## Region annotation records
>> start
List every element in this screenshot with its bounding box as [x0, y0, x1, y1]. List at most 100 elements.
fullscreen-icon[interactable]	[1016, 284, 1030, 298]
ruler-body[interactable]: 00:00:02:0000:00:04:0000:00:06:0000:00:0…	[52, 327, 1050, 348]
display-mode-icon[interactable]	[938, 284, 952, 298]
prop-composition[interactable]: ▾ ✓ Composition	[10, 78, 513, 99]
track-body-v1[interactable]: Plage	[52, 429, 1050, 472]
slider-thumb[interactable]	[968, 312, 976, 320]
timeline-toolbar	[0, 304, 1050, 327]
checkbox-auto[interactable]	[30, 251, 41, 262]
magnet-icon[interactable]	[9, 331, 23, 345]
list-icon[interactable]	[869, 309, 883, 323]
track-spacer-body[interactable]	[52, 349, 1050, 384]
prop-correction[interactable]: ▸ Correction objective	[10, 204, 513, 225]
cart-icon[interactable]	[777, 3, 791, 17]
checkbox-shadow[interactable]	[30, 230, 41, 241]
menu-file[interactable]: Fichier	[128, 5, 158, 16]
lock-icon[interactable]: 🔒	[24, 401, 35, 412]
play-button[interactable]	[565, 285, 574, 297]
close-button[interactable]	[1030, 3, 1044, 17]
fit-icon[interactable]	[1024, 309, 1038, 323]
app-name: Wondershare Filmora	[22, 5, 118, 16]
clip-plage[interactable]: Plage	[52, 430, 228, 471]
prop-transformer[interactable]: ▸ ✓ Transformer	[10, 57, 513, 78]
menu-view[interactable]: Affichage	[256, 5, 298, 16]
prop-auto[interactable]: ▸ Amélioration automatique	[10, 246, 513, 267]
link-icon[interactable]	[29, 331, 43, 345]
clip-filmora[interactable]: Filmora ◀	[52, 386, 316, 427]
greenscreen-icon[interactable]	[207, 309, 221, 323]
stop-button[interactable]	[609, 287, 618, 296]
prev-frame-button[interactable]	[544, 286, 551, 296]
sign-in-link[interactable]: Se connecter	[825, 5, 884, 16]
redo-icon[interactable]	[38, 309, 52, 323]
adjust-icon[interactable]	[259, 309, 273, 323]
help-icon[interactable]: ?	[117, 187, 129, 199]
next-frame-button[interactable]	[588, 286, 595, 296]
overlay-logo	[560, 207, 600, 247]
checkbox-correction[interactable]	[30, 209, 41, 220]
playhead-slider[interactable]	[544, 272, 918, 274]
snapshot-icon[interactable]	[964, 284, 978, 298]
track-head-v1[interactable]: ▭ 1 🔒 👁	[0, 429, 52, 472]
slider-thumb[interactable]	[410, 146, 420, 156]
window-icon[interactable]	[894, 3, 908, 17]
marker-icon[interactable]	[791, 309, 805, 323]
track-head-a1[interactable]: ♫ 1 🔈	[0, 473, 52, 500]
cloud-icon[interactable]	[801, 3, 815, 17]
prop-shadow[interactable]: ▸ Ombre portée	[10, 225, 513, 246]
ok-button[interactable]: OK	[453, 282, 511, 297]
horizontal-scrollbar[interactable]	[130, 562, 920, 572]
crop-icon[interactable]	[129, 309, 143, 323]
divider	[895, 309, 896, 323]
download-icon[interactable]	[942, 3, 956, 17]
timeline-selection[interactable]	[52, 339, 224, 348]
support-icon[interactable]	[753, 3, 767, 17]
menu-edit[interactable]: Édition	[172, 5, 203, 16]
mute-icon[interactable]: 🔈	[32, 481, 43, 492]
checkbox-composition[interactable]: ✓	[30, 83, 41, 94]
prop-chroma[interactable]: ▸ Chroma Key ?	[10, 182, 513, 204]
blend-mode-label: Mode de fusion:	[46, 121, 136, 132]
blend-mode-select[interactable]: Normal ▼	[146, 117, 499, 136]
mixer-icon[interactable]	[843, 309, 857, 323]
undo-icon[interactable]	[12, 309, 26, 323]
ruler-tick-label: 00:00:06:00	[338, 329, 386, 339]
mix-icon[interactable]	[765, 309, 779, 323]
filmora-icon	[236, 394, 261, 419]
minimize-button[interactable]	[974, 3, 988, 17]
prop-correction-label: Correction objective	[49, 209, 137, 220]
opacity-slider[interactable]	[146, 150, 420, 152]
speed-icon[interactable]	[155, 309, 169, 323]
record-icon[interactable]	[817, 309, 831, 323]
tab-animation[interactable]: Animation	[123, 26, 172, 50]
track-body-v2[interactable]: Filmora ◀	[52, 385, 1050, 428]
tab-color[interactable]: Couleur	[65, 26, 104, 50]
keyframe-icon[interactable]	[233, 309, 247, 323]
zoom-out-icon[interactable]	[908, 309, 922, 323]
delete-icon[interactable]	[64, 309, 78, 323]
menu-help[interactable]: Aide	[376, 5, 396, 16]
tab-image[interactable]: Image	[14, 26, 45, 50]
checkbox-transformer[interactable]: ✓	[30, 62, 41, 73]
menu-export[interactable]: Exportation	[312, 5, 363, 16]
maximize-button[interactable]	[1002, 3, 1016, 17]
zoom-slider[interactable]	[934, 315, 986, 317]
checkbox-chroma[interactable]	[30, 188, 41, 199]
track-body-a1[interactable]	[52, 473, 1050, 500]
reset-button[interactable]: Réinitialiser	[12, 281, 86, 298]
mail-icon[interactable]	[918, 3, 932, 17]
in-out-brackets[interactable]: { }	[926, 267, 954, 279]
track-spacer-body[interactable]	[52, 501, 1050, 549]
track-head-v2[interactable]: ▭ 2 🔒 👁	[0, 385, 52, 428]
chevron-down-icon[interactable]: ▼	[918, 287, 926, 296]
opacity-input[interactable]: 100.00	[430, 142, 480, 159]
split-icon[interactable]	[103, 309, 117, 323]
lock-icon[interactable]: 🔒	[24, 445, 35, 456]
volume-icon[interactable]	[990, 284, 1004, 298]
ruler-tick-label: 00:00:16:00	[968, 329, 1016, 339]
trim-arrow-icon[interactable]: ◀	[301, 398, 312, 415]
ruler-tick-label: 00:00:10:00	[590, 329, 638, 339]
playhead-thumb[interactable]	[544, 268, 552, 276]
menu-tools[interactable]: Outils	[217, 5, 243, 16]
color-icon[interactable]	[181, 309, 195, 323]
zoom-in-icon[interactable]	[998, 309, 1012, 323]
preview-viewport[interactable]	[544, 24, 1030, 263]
>> end
Retype the records from their opening line through the line containing "349, 1050, 384]", including both ends and changing nothing.

## Result below
List every element in this screenshot with its bounding box as [x0, y0, x1, y1]. List at most 100 elements.
fullscreen-icon[interactable]	[1016, 284, 1030, 298]
ruler-body[interactable]: 00:00:02:0000:00:04:0000:00:06:0000:00:0…	[52, 327, 1050, 348]
display-mode-icon[interactable]	[938, 284, 952, 298]
prop-composition[interactable]: ▾ ✓ Composition	[10, 78, 513, 99]
track-body-v1[interactable]: Plage	[52, 429, 1050, 472]
slider-thumb[interactable]	[968, 312, 976, 320]
timeline-toolbar	[0, 304, 1050, 327]
checkbox-auto[interactable]	[30, 251, 41, 262]
magnet-icon[interactable]	[9, 331, 23, 345]
list-icon[interactable]	[869, 309, 883, 323]
track-spacer-body[interactable]	[52, 349, 1050, 384]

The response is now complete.